- Instructions to follow:
Copy out the listing exactly.

[Stored dataset items]
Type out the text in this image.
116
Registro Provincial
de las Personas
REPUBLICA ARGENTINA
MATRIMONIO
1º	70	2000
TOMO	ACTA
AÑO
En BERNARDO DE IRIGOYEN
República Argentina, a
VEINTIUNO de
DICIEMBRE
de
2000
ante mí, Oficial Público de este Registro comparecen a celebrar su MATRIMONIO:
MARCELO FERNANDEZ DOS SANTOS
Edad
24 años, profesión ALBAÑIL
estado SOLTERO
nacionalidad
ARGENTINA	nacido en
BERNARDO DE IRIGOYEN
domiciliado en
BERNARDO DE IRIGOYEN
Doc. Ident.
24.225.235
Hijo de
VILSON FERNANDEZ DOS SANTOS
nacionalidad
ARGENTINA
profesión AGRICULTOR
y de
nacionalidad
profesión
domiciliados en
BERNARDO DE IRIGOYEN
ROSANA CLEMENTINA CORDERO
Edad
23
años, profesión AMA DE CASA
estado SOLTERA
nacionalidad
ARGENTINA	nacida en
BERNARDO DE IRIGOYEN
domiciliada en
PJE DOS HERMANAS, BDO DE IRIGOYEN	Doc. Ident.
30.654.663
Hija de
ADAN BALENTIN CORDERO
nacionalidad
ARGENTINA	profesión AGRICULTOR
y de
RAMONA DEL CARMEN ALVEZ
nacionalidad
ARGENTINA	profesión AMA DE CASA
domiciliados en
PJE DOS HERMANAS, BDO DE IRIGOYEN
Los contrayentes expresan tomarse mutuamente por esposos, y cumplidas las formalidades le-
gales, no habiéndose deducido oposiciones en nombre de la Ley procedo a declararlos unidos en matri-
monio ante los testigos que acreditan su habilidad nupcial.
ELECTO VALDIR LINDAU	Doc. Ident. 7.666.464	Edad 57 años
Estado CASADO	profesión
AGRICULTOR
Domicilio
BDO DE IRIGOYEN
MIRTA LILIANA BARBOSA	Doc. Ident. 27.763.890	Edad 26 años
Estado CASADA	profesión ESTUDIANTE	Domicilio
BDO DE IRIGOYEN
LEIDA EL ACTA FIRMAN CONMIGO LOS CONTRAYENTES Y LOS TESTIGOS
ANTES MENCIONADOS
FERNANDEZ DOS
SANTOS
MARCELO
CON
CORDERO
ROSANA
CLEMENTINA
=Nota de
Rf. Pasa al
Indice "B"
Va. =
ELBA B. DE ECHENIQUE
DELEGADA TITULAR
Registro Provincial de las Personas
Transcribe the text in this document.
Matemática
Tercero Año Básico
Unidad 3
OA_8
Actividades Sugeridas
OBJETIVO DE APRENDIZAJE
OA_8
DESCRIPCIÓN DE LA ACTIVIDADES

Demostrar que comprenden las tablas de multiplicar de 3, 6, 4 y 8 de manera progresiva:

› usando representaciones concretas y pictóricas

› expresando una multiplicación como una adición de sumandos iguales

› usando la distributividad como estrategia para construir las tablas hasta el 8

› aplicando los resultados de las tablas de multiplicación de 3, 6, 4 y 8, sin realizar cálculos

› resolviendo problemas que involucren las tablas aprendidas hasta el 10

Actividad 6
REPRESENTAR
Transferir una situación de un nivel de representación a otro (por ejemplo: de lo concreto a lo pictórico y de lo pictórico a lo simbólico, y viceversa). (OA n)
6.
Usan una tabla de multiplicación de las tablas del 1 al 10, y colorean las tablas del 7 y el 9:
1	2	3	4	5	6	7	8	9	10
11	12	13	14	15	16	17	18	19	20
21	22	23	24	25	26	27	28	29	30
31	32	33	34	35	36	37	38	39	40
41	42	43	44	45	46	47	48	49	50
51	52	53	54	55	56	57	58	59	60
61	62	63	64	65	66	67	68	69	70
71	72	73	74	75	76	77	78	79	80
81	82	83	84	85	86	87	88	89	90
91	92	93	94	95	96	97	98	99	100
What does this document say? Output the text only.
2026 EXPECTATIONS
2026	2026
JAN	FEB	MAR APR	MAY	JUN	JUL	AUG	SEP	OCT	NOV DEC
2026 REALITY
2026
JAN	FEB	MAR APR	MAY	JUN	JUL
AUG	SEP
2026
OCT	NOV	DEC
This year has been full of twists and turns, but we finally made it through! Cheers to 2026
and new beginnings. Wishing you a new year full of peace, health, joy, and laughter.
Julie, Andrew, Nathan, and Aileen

- The completed task:
Type out the text in this image.
116
Registro Provincial
de las Personas
REPUBLICA ARGENTINA
MATRIMONIO
1º	70	2000
TOMO	ACTA
AÑO
En BERNARDO DE IRIGOYEN
República Argentina, a
VEINTIUNO de
DICIEMBRE
de
2000
ante mí, Oficial Público de este Registro comparecen a celebrar su MATRIMONIO:
MARCELO FERNANDEZ DOS SANTOS
Edad
24 años, profesión ALBAÑIL
estado SOLTERO
nacionalidad
ARGENTINA	nacido en
BERNARDO DE IRIGOYEN
domiciliado en
BERNARDO DE IRIGOYEN
Doc. Ident.
24.225.235
Hijo de
VILSON FERNANDEZ DOS SANTOS
nacionalidad
ARGENTINA
profesión AGRICULTOR
y de
nacionalidad
profesión
domiciliados en
BERNARDO DE IRIGOYEN
ROSANA CLEMENTINA CORDERO
Edad
23
años, profesión AMA DE CASA
estado SOLTERA
nacionalidad
ARGENTINA	nacida en
BERNARDO DE IRIGOYEN
domiciliada en
PJE DOS HERMANAS, BDO DE IRIGOYEN	Doc. Ident.
30.654.663
Hija de
ADAN BALENTIN CORDERO
nacionalidad
ARGENTINA	profesión AGRICULTOR
y de
RAMONA DEL CARMEN ALVEZ
nacionalidad
ARGENTINA	profesión AMA DE CASA
domiciliados en
PJE DOS HERMANAS, BDO DE IRIGOYEN
Los contrayentes expresan tomarse mutuamente por esposos, y cumplidas las formalidades le-
gales, no habiéndose deducido oposiciones en nombre de la Ley procedo a declararlos unidos en matri-
monio ante los testigos que acreditan su habilidad nupcial.
ELECTO VALDIR LINDAU	Doc. Ident. 7.666.464	Edad 57 años
Estado CASADO	profesión
AGRICULTOR
Domicilio
BDO DE IRIGOYEN
MIRTA LILIANA BARBOSA	Doc. Ident. 27.763.890	Edad 26 años
Estado CASADA	profesión ESTUDIANTE	Domicilio
BDO DE IRIGOYEN
LEIDA EL ACTA FIRMAN CONMIGO LOS CONTRAYENTES Y LOS TESTIGOS
ANTES MENCIONADOS
FERNANDEZ DOS
SANTOS
MARCELO
CON
CORDERO
ROSANA
CLEMENTINA
=Nota de
Rf. Pasa al
Indice "B"
Va. =
ELBA B. DE ECHENIQUE
DELEGADA TITULAR
Registro Provincial de las Personas
Transcribe the text in this document.
Matemática
Tercero Año Básico
Unidad 3
OA_8
Actividades Sugeridas
OBJETIVO DE APRENDIZAJE
OA_8
DESCRIPCIÓN DE LA ACTIVIDADES

Demostrar que comprenden las tablas de multiplicar de 3, 6, 4 y 8 de manera progresiva:

› usando representaciones concretas y pictóricas

› expresando una multiplicación como una adición de sumandos iguales

› usando la distributividad como estrategia para construir las tablas hasta el 8

› aplicando los resultados de las tablas de multiplicación de 3, 6, 4 y 8, sin realizar cálculos

› resolviendo problemas que involucren las tablas aprendidas hasta el 10

Actividad 6
REPRESENTAR
Transferir una situación de un nivel de representación a otro (por ejemplo: de lo concreto a lo pictórico y de lo pictórico a lo simbólico, y viceversa). (OA n)
6.
Usan una tabla de multiplicación de las tablas del 1 al 10, y colorean las tablas del 7 y el 9:
1	2	3	4	5	6	7	8	9	10
11	12	13	14	15	16	17	18	19	20
21	22	23	24	25	26	27	28	29	30
31	32	33	34	35	36	37	38	39	40
41	42	43	44	45	46	47	48	49	50
51	52	53	54	55	56	57	58	59	60
61	62	63	64	65	66	67	68	69	70
71	72	73	74	75	76	77	78	79	80
81	82	83	84	85	86	87	88	89	90
91	92	93	94	95	96	97	98	99	100
What does this document say? Output the text only.
2026 EXPECTATIONS
2026	2026
JAN	FEB	MAR APR	MAY	JUN	JUL	AUG	SEP	OCT	NOV DEC
2026 REALITY
2026
JAN	FEB	MAR APR	MAY	JUN	JUL
AUG	SEP
2026
OCT	NOV	DEC
This year has been full of twists and turns, but we finally made it through! Cheers to 2026
and new beginnings. Wishing you a new year full of peace, health, joy, and laughter.
Julie, Andrew, Nathan, and Aileen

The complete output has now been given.